--- Start Provided material ---

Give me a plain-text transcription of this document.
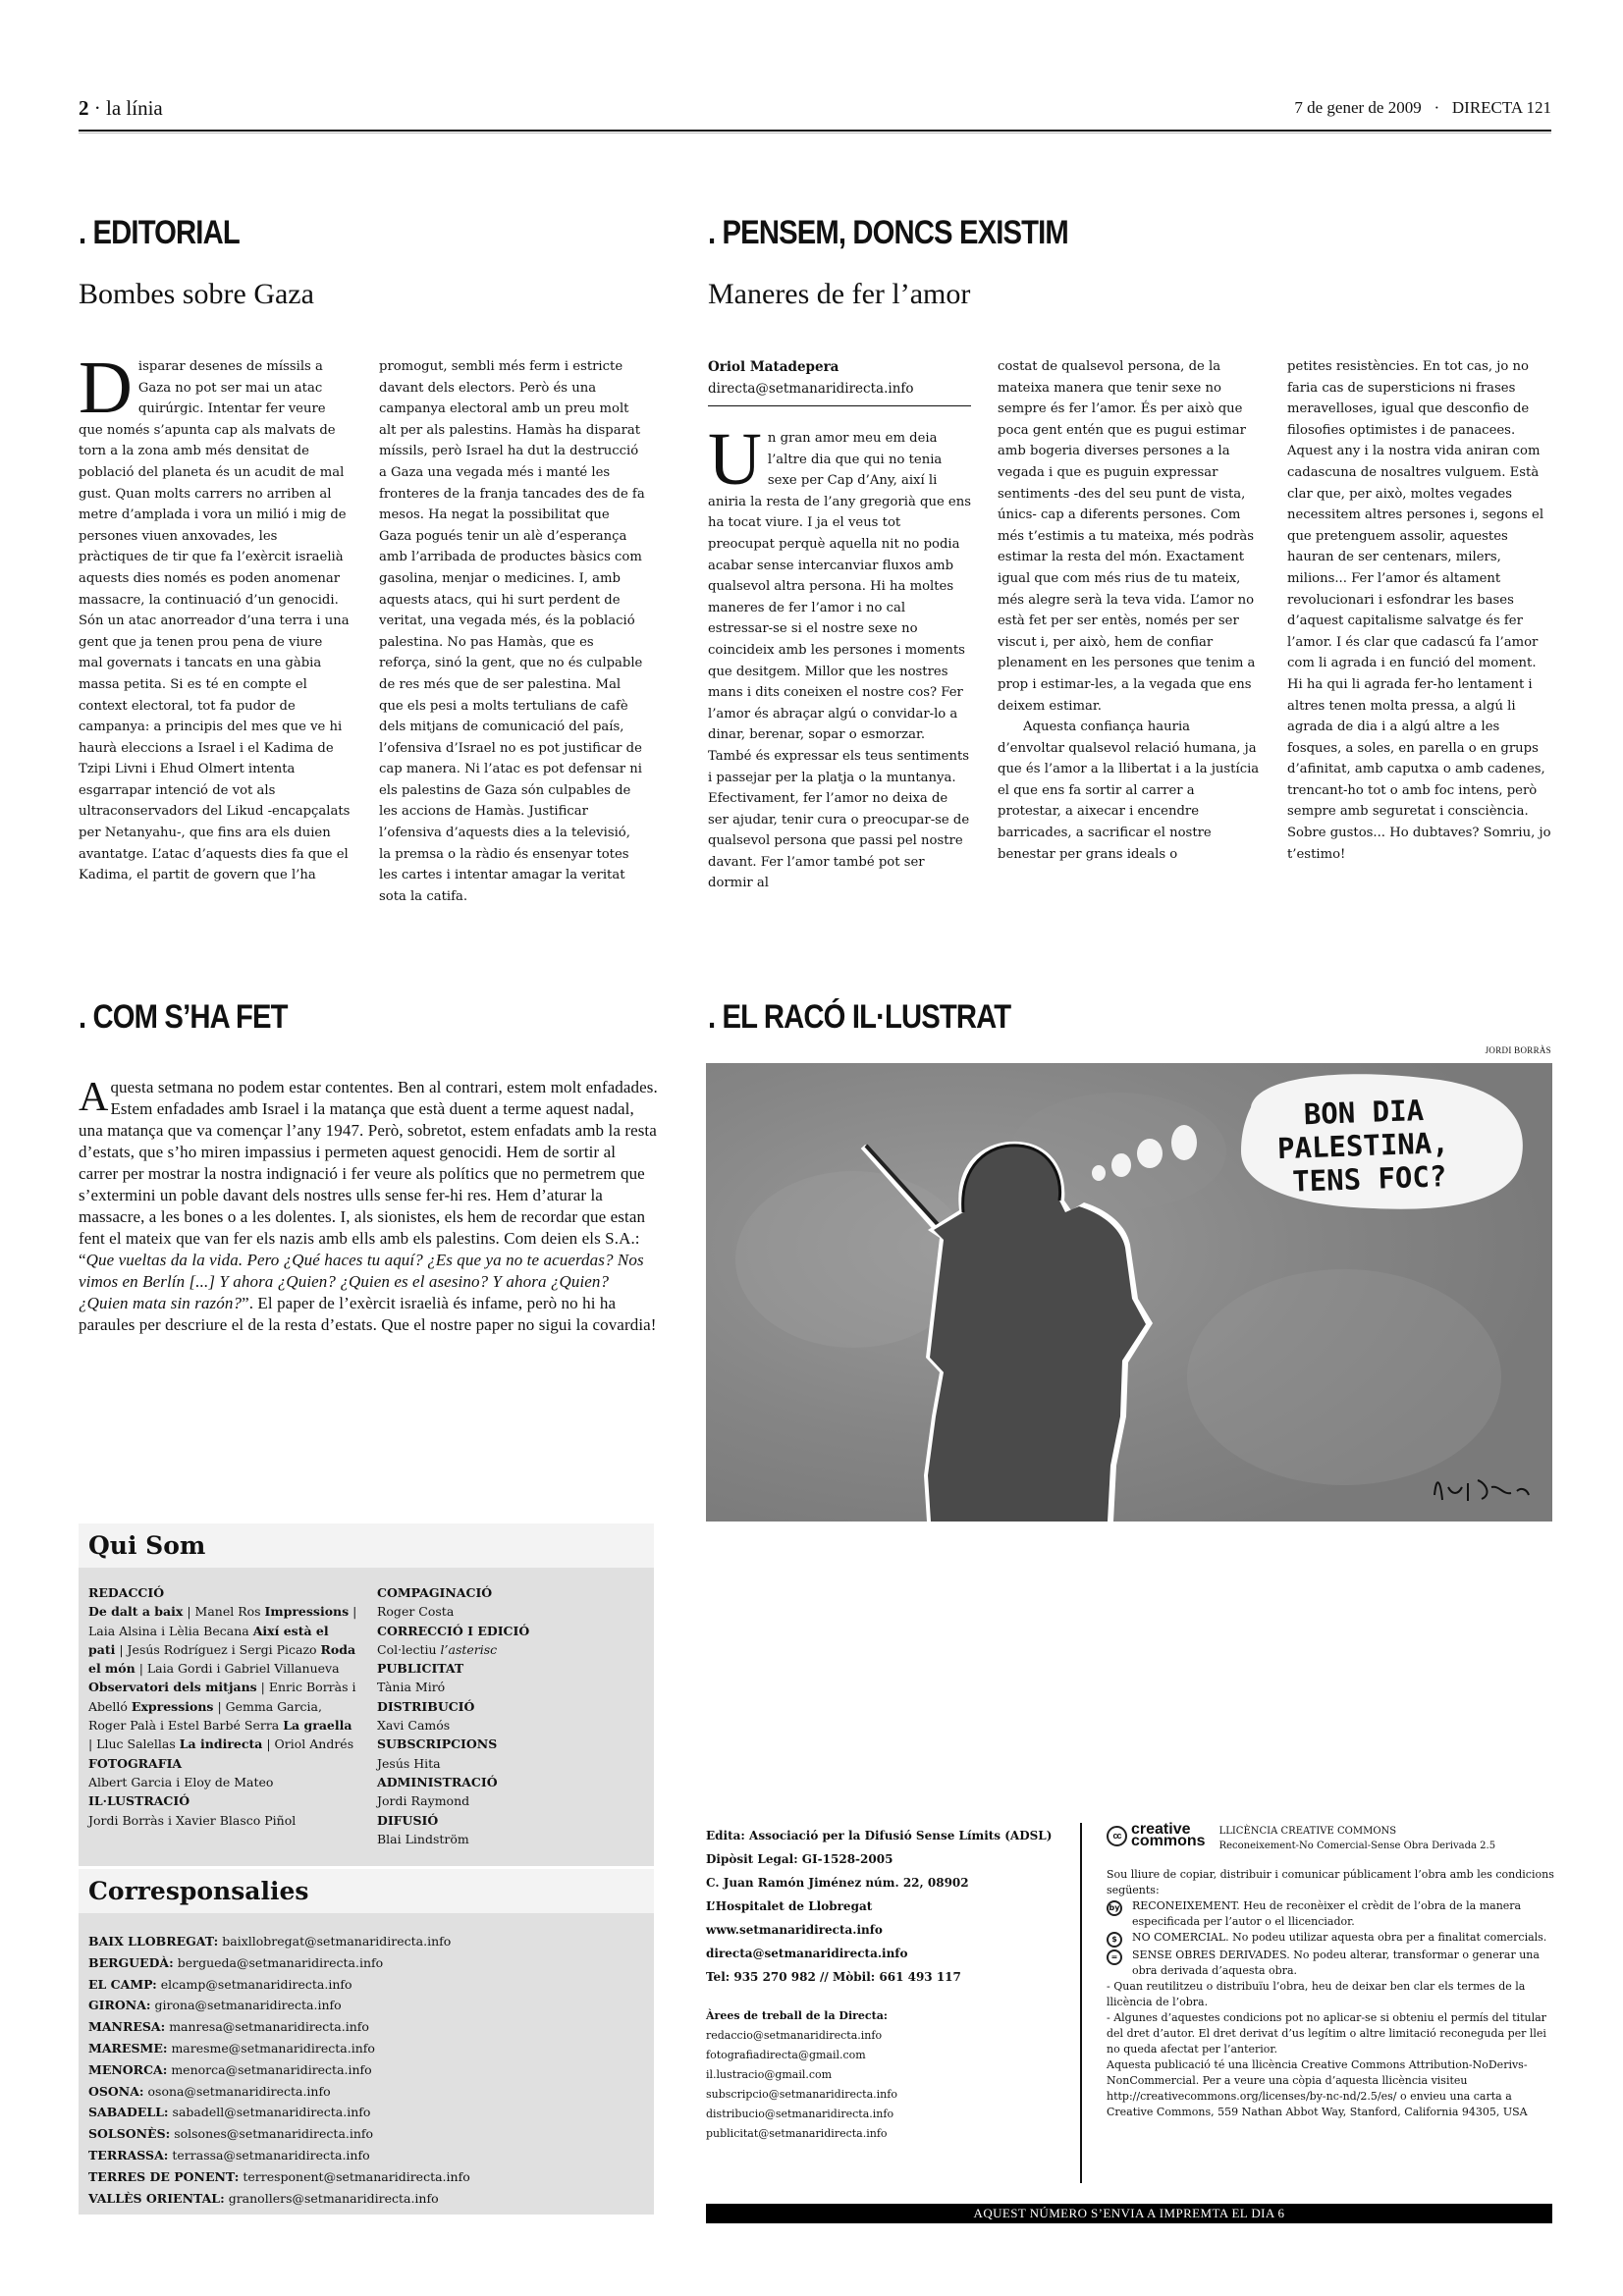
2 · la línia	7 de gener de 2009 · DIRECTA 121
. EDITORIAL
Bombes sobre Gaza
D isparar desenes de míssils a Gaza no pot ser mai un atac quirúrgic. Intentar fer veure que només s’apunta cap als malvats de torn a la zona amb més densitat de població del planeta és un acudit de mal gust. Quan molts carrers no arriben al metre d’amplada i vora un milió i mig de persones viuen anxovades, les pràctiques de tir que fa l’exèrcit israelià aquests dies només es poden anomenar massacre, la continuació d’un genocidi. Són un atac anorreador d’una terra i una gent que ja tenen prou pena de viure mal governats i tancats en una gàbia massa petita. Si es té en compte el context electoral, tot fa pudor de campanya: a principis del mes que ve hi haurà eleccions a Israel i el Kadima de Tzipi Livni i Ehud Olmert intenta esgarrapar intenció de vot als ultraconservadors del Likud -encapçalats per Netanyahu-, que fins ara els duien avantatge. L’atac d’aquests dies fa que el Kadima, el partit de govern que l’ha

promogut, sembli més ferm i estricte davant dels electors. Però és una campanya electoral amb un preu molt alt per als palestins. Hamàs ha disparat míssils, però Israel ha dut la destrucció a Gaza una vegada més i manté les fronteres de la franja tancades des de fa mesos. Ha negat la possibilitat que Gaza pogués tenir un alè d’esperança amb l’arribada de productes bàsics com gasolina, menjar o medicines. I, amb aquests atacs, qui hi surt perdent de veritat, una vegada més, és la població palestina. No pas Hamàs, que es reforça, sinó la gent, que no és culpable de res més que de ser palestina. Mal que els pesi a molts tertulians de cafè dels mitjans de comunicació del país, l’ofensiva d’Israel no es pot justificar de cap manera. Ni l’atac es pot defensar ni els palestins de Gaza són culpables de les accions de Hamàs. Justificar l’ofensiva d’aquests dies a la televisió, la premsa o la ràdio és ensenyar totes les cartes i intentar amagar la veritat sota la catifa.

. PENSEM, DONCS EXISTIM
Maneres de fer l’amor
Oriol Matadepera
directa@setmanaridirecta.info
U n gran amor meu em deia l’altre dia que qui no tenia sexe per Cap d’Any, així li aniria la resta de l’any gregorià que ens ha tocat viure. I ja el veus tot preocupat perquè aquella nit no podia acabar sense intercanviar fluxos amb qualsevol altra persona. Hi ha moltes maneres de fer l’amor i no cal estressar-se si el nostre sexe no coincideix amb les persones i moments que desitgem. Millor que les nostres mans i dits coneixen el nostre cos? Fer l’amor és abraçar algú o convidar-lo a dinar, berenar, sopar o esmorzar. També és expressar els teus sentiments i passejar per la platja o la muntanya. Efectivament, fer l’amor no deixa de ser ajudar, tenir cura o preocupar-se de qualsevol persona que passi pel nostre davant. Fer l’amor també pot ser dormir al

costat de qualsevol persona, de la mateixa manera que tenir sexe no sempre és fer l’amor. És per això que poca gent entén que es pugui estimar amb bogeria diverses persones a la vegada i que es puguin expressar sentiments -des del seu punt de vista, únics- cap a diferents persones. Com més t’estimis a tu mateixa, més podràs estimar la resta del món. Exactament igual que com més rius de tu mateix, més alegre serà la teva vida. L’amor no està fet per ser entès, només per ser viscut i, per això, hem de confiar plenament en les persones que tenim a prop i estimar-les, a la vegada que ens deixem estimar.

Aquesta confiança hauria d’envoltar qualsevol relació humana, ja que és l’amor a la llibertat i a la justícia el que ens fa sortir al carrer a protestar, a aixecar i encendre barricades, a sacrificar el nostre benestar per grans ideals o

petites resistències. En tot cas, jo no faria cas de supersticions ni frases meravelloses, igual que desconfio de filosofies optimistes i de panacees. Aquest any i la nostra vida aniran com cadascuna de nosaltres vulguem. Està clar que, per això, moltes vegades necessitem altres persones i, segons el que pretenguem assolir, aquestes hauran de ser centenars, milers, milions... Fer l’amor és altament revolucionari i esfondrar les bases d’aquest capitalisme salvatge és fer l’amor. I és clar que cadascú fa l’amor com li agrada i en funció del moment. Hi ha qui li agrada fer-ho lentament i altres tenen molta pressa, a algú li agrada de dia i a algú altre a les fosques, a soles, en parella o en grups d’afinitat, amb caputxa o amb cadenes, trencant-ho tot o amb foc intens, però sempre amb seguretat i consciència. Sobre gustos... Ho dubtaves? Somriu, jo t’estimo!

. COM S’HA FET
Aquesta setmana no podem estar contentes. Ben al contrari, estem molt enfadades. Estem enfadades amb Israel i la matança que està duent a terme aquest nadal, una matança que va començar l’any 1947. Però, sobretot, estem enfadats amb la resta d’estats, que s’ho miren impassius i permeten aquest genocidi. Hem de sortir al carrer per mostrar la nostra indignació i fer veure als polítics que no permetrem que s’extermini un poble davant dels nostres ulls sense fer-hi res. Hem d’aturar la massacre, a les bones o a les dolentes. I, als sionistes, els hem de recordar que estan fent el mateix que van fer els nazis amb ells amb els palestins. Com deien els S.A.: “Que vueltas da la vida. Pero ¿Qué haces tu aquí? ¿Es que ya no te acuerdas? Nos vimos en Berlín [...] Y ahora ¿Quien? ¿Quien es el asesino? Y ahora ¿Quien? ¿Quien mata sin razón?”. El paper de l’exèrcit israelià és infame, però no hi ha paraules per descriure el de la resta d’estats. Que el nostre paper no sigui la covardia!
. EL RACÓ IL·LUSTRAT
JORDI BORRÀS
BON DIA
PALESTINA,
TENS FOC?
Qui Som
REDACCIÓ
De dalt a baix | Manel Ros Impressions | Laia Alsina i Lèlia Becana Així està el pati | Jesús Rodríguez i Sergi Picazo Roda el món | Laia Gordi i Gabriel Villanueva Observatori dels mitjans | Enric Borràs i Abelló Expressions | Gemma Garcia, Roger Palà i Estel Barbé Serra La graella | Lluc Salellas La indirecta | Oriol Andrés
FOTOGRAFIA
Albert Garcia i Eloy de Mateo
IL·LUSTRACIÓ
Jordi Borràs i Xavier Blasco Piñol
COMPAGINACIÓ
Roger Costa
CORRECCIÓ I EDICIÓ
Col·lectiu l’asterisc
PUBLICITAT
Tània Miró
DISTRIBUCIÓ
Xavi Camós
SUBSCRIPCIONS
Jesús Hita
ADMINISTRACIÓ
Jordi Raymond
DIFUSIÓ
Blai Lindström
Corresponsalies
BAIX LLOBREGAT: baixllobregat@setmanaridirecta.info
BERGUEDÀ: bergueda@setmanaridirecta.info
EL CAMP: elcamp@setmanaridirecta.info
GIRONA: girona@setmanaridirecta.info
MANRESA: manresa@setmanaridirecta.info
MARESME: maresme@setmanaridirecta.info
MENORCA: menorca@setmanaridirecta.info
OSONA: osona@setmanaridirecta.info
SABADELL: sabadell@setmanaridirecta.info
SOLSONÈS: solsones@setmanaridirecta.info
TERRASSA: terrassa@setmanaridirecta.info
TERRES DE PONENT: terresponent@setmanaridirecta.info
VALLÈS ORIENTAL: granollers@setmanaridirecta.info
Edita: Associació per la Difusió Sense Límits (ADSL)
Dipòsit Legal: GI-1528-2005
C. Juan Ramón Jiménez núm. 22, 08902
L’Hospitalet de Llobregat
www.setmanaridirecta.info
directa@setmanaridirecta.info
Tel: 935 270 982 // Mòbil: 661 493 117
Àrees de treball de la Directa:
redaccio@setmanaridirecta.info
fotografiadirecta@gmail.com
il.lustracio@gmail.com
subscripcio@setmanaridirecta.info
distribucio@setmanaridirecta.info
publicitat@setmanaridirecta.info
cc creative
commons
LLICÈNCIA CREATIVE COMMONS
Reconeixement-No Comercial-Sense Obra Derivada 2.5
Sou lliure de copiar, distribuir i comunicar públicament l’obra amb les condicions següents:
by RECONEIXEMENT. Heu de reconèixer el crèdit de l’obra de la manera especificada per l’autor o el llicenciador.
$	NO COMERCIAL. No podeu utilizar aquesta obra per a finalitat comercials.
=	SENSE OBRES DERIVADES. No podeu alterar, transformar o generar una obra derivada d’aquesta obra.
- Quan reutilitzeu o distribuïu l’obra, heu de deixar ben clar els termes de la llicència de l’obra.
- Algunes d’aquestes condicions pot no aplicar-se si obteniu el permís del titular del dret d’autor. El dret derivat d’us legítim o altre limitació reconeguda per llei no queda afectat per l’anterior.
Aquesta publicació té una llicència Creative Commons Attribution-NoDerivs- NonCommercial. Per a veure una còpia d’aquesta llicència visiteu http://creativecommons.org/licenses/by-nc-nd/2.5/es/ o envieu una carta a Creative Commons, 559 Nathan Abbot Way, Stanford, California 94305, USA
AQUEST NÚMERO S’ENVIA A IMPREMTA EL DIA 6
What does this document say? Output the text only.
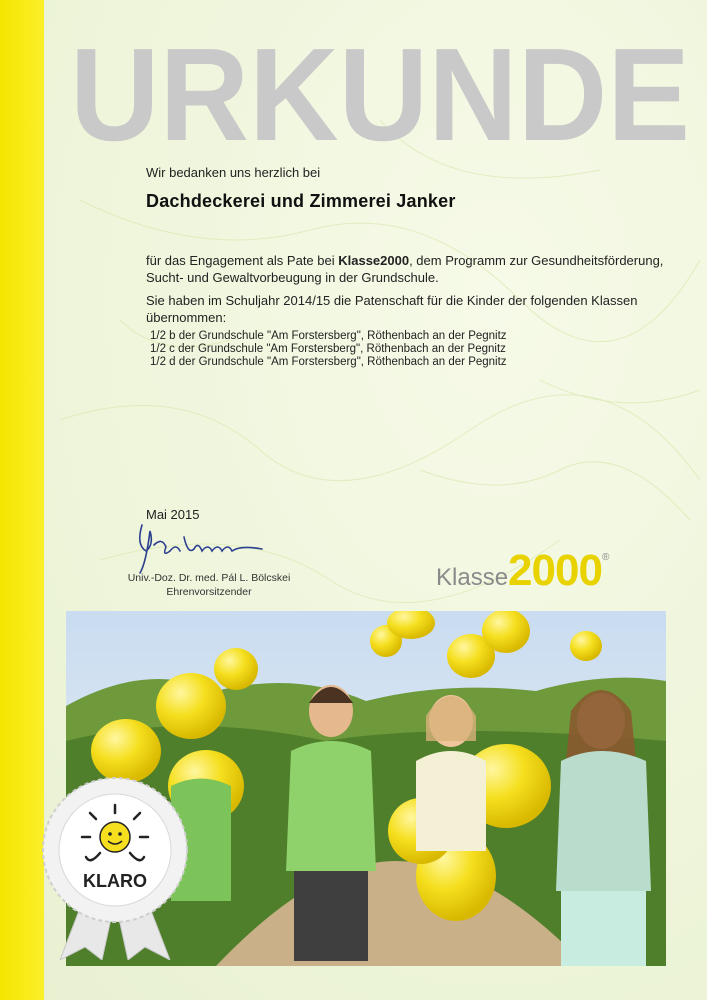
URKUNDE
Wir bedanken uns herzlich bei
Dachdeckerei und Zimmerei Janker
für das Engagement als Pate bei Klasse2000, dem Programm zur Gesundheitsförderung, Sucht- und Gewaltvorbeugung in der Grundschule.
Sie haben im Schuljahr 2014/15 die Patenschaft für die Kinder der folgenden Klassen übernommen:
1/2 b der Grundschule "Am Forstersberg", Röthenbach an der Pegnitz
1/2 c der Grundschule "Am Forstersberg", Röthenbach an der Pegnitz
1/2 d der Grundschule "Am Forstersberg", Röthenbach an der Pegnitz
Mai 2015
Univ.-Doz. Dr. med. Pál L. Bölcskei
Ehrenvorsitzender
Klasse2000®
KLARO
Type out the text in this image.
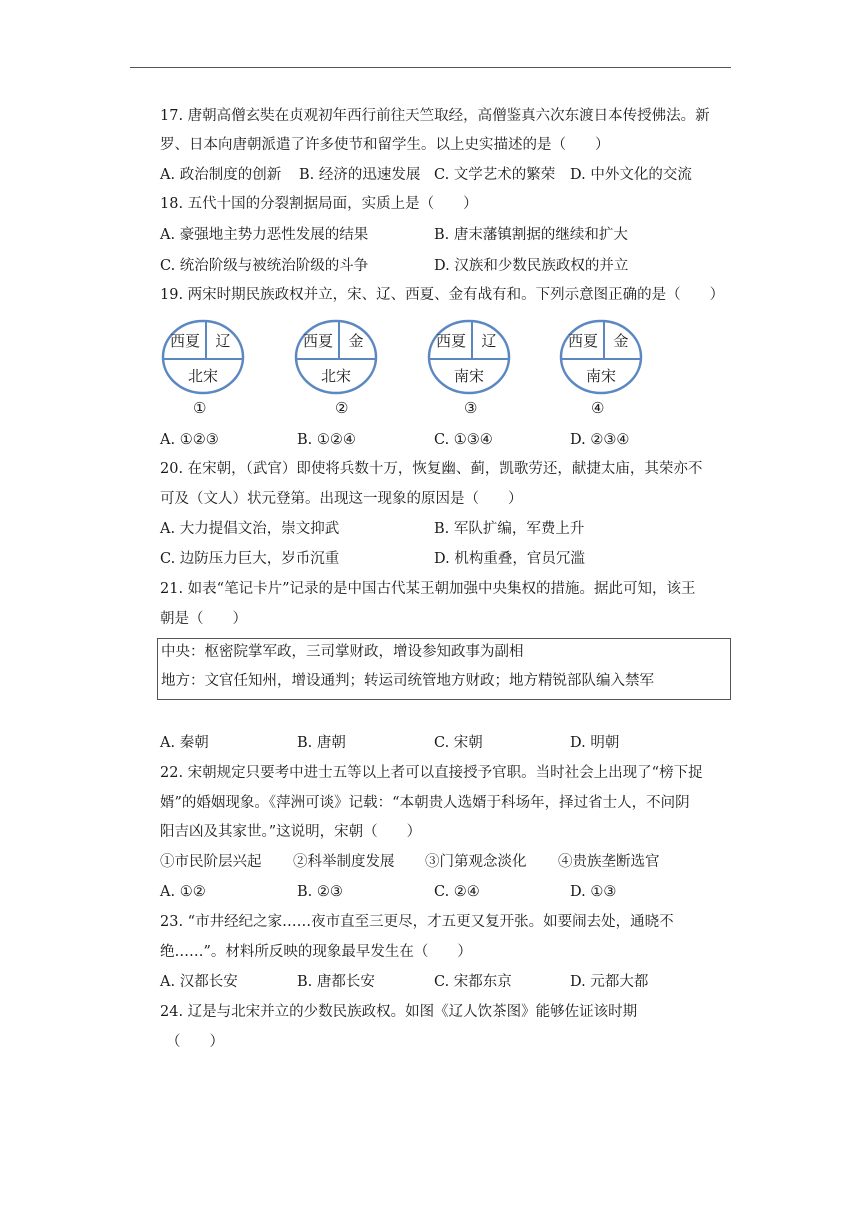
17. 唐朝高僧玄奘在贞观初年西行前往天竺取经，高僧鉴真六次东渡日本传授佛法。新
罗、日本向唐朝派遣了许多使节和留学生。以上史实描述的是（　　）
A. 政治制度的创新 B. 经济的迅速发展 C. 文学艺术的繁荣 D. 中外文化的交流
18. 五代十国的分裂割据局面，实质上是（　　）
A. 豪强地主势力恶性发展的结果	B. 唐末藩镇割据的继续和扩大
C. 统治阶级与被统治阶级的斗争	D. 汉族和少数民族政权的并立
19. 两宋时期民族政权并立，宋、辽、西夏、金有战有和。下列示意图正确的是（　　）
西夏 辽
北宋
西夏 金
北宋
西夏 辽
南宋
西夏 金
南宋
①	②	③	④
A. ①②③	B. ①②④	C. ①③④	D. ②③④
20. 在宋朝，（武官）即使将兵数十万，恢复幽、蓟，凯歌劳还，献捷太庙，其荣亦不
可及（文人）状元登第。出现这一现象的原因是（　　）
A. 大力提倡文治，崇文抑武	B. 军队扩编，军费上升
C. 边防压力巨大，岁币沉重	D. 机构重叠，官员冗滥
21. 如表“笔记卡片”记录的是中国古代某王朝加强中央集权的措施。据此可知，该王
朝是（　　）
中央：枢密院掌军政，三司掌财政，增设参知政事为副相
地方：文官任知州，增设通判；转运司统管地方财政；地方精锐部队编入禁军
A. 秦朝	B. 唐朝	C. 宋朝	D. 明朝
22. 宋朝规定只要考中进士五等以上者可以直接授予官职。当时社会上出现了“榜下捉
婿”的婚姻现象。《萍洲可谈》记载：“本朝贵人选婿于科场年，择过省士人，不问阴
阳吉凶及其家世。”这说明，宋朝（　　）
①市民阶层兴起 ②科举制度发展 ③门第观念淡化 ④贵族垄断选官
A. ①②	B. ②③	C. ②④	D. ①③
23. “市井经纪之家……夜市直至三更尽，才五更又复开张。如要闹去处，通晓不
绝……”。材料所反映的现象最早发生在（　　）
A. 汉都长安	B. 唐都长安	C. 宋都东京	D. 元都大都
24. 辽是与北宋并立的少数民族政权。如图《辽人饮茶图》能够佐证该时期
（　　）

--- End Provided material ---

Requirement ▸
Output nothing but the lines from the line with "What does this" through the last line of the material above, please, word for word and without the pictures.

Exercise solution ▸
What does this document say? Output the text only.
URKUNDE
Wir bedanken uns herzlich bei
Dachdeckerei und Zimmerei Janker
für das Engagement als Pate bei Klasse2000, dem Programm zur Gesundheitsförderung, Sucht- und Gewaltvorbeugung in der Grundschule.
Sie haben im Schuljahr 2014/15 die Patenschaft für die Kinder der folgenden Klassen übernommen:
1/2 b der Grundschule "Am Forstersberg", Röthenbach an der Pegnitz
1/2 c der Grundschule "Am Forstersberg", Röthenbach an der Pegnitz
1/2 d der Grundschule "Am Forstersberg", Röthenbach an der Pegnitz
Mai 2015
Univ.-Doz. Dr. med. Pál L. Bölcskei
Ehrenvorsitzender
Klasse2000®
KLARO
Type out the text in this image.
17. 唐朝高僧玄奘在贞观初年西行前往天竺取经，高僧鉴真六次东渡日本传授佛法。新
罗、日本向唐朝派遣了许多使节和留学生。以上史实描述的是（　　）
A. 政治制度的创新 B. 经济的迅速发展 C. 文学艺术的繁荣 D. 中外文化的交流
18. 五代十国的分裂割据局面，实质上是（　　）
A. 豪强地主势力恶性发展的结果	B. 唐末藩镇割据的继续和扩大
C. 统治阶级与被统治阶级的斗争	D. 汉族和少数民族政权的并立
19. 两宋时期民族政权并立，宋、辽、西夏、金有战有和。下列示意图正确的是（　　）
西夏 辽
北宋
西夏 金
北宋
西夏 辽
南宋
西夏 金
南宋
①	②	③	④
A. ①②③	B. ①②④	C. ①③④	D. ②③④
20. 在宋朝，（武官）即使将兵数十万，恢复幽、蓟，凯歌劳还，献捷太庙，其荣亦不
可及（文人）状元登第。出现这一现象的原因是（　　）
A. 大力提倡文治，崇文抑武	B. 军队扩编，军费上升
C. 边防压力巨大，岁币沉重	D. 机构重叠，官员冗滥
21. 如表“笔记卡片”记录的是中国古代某王朝加强中央集权的措施。据此可知，该王
朝是（　　）
中央：枢密院掌军政，三司掌财政，增设参知政事为副相
地方：文官任知州，增设通判；转运司统管地方财政；地方精锐部队编入禁军
A. 秦朝	B. 唐朝	C. 宋朝	D. 明朝
22. 宋朝规定只要考中进士五等以上者可以直接授予官职。当时社会上出现了“榜下捉
婿”的婚姻现象。《萍洲可谈》记载：“本朝贵人选婿于科场年，择过省士人，不问阴
阳吉凶及其家世。”这说明，宋朝（　　）
①市民阶层兴起 ②科举制度发展 ③门第观念淡化 ④贵族垄断选官
A. ①②	B. ②③	C. ②④	D. ①③
23. “市井经纪之家……夜市直至三更尽，才五更又复开张。如要闹去处，通晓不
绝……”。材料所反映的现象最早发生在（　　）
A. 汉都长安	B. 唐都长安	C. 宋都东京	D. 元都大都
24. 辽是与北宋并立的少数民族政权。如图《辽人饮茶图》能够佐证该时期
（　　）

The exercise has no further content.